GIVEN INFORMATION
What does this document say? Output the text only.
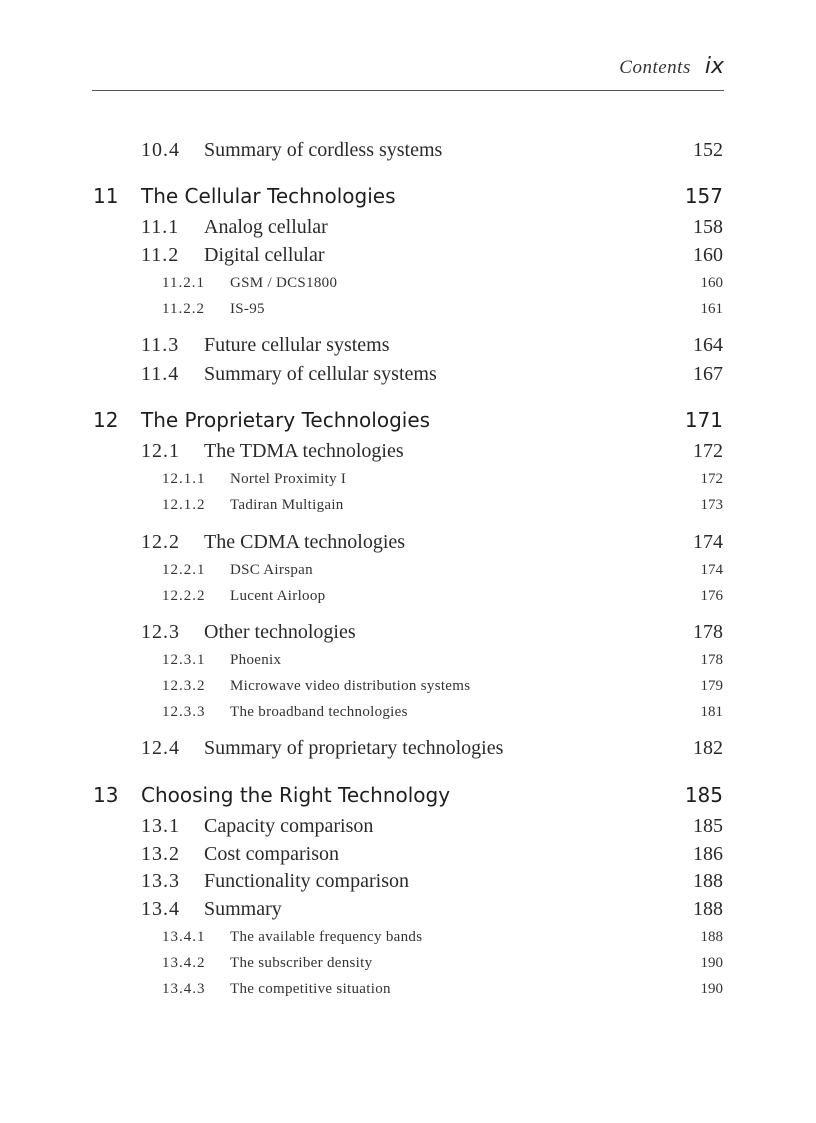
Contents ix
10.4 Summary of cordless systems	152
11 The Cellular Technologies	157
11.1 Analog cellular	158
11.2 Digital cellular	160
11.2.1 GSM / DCS1800	160
11.2.2 IS-95	161
11.3 Future cellular systems	164
11.4 Summary of cellular systems	167
12 The Proprietary Technologies	171
12.1 The TDMA technologies	172
12.1.1 Nortel Proximity I	172
12.1.2 Tadiran Multigain	173
12.2 The CDMA technologies	174
12.2.1 DSC Airspan	174
12.2.2 Lucent Airloop	176
12.3 Other technologies	178
12.3.1 Phoenix	178
12.3.2 Microwave video distribution systems	179
12.3.3 The broadband technologies	181
12.4 Summary of proprietary technologies	182
13 Choosing the Right Technology	185
13.1 Capacity comparison	185
13.2 Cost comparison	186
13.3 Functionality comparison	188
13.4 Summary	188
13.4.1 The available frequency bands	188
13.4.2 The subscriber density	190
13.4.3 The competitive situation	190
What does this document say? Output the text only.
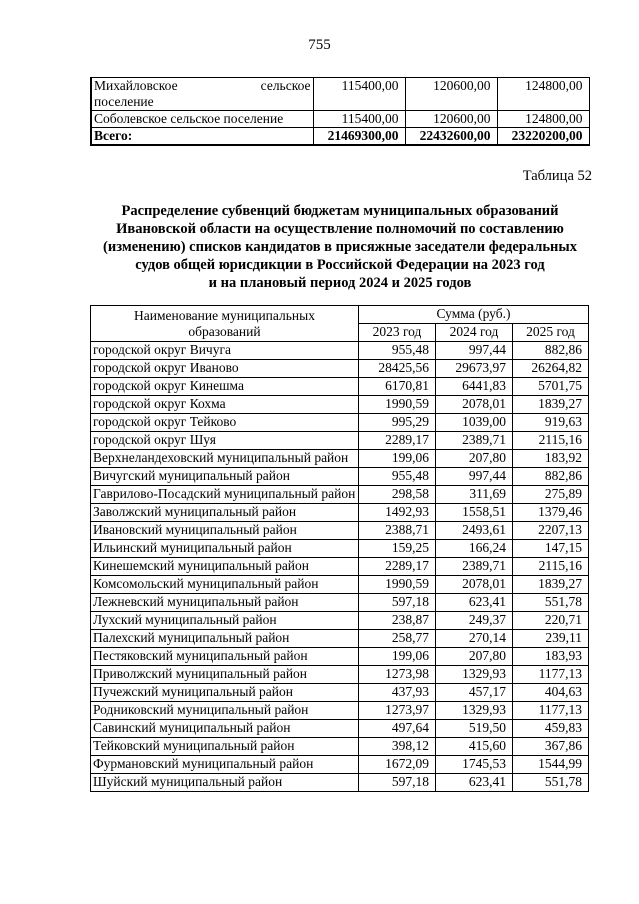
755
Михайловское сельское
поселение	115400,00	120600,00	124800,00
Соболевское сельское поселение	115400,00	120600,00	124800,00
Всего:	21469300,00	22432600,00	23220200,00
Таблица 52
Распределение субвенций бюджетам муниципальных образований
Ивановской области на осуществление полномочий по составлению
(изменению) списков кандидатов в присяжные заседатели федеральных
судов общей юрисдикции в Российской Федерации на 2023 год
и на плановый период 2024 и 2025 годов
Наименование муниципальных
образований	Сумма (руб.)		
	2023 год	2024 год	2025 год
городской округ Вичуга	955,48	997,44	882,86
городской округ Иваново	28425,56	29673,97	26264,82
городской округ Кинешма	6170,81	6441,83	5701,75
городской округ Кохма	1990,59	2078,01	1839,27
городской округ Тейково	995,29	1039,00	919,63
городской округ Шуя	2289,17	2389,71	2115,16
Верхнеландеховский муниципальный район	199,06	207,80	183,92
Вичугский муниципальный район	955,48	997,44	882,86
Гаврилово-Посадский муниципальный район	298,58	311,69	275,89
Заволжский муниципальный район	1492,93	1558,51	1379,46
Ивановский муниципальный район	2388,71	2493,61	2207,13
Ильинский муниципальный район	159,25	166,24	147,15
Кинешемский муниципальный район	2289,17	2389,71	2115,16
Комсомольский муниципальный район	1990,59	2078,01	1839,27
Лежневский муниципальный район	597,18	623,41	551,78
Лухский муниципальный район	238,87	249,37	220,71
Палехский муниципальный район	258,77	270,14	239,11
Пестяковский муниципальный район	199,06	207,80	183,93
Приволжский муниципальный район	1273,98	1329,93	1177,13
Пучежский муниципальный район	437,93	457,17	404,63
Родниковский муниципальный район	1273,97	1329,93	1177,13
Савинский муниципальный район	497,64	519,50	459,83
Тейковский муниципальный район	398,12	415,60	367,86
Фурмановский муниципальный район	1672,09	1745,53	1544,99
Шуйский муниципальный район	597,18	623,41	551,78
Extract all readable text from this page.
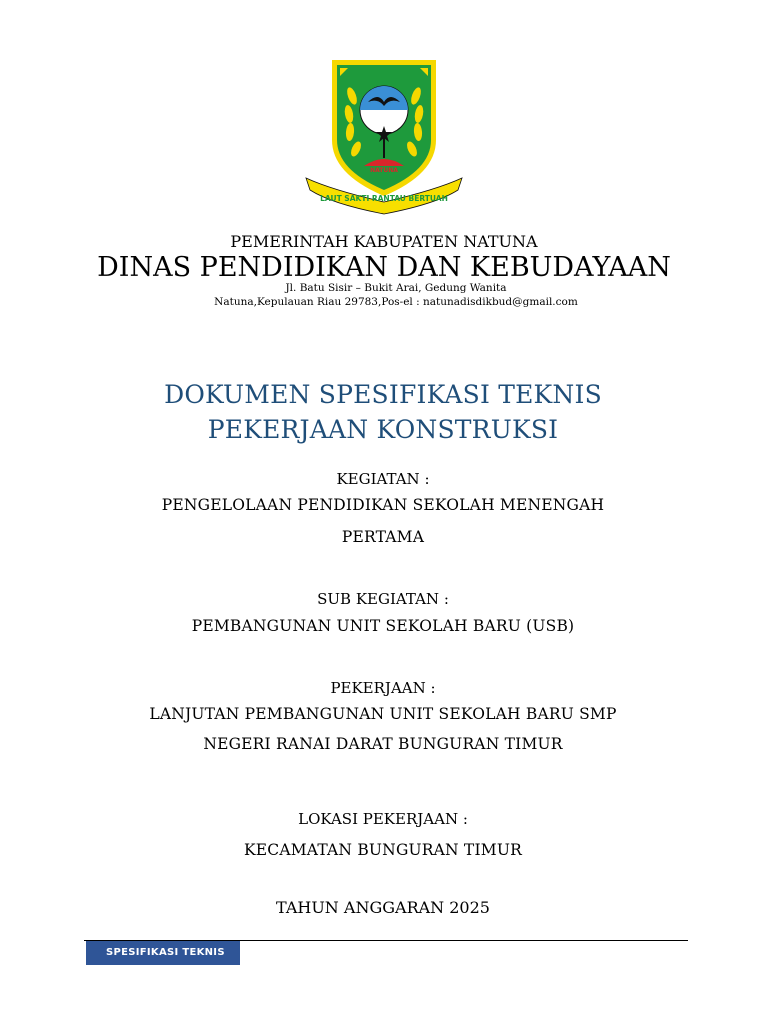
NATUNA
LAUT SAKTI RANTAU BERTUAH
PEMERINTAH KABUPATEN NATUNA
DINAS PENDIDIKAN DAN KEBUDAYAAN
Jl. Batu Sisir – Bukit Arai, Gedung Wanita
Natuna,Kepulauan Riau 29783,Pos-el : natunadisdikbud@gmail.com
DOKUMEN SPESIFIKASI TEKNIS
PEKERJAAN KONSTRUKSI
KEGIATAN :
PENGELOLAAN PENDIDIKAN SEKOLAH MENENGAH
PERTAMA
SUB KEGIATAN :
PEMBANGUNAN UNIT SEKOLAH BARU (USB)
PEKERJAAN :
LANJUTAN PEMBANGUNAN UNIT SEKOLAH BARU SMP
NEGERI RANAI DARAT BUNGURAN TIMUR
LOKASI PEKERJAAN :
KECAMATAN BUNGURAN TIMUR
TAHUN ANGGARAN 2025
SPESIFIKASI TEKNIS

WHAT TO WORK ON
Pull out every line above that holds the word "SPESIFIKASI".

RESPONSE FOR THIS EXERCISE
DOKUMEN SPESIFIKASI TEKNIS
SPESIFIKASI TEKNIS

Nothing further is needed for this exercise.